**Given task:**
Below are the records. List every line holding the word "Other".

**Provided data:**
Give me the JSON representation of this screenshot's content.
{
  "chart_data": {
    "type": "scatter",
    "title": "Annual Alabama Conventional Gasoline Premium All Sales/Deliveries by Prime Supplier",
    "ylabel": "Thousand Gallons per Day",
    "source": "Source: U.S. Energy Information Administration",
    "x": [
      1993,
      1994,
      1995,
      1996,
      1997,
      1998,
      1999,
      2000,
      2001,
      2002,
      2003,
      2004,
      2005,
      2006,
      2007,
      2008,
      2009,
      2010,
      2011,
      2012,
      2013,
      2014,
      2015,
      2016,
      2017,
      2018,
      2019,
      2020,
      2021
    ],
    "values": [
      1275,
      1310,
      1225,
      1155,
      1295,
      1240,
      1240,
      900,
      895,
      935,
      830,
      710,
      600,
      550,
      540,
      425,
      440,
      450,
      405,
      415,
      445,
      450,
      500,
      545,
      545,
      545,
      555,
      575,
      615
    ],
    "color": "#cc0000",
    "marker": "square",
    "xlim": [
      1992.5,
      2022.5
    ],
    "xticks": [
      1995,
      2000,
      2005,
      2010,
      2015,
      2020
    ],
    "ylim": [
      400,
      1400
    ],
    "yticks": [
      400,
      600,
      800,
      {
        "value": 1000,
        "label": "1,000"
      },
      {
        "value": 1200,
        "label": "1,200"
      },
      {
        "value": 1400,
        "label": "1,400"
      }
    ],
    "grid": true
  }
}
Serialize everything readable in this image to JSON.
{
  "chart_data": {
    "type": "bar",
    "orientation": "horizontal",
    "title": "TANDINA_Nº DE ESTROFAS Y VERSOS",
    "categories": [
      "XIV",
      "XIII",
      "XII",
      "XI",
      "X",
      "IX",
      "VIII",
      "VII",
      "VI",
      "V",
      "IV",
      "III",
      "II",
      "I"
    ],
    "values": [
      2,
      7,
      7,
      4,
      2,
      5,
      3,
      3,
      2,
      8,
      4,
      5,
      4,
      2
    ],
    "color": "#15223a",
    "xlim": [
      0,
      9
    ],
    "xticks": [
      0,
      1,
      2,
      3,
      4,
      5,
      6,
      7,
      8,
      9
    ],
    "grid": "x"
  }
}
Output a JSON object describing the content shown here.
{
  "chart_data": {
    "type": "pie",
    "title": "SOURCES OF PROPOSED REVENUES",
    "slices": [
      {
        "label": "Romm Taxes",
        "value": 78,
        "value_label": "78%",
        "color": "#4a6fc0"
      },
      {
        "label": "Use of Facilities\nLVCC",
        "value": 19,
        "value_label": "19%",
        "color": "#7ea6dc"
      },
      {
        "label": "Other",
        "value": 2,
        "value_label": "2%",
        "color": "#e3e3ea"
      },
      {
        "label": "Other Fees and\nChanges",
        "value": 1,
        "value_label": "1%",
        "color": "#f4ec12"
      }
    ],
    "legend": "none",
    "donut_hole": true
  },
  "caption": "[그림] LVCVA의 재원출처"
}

**Written response:**
        "label": "Other",
        "label": "Other Fees and\nChanges",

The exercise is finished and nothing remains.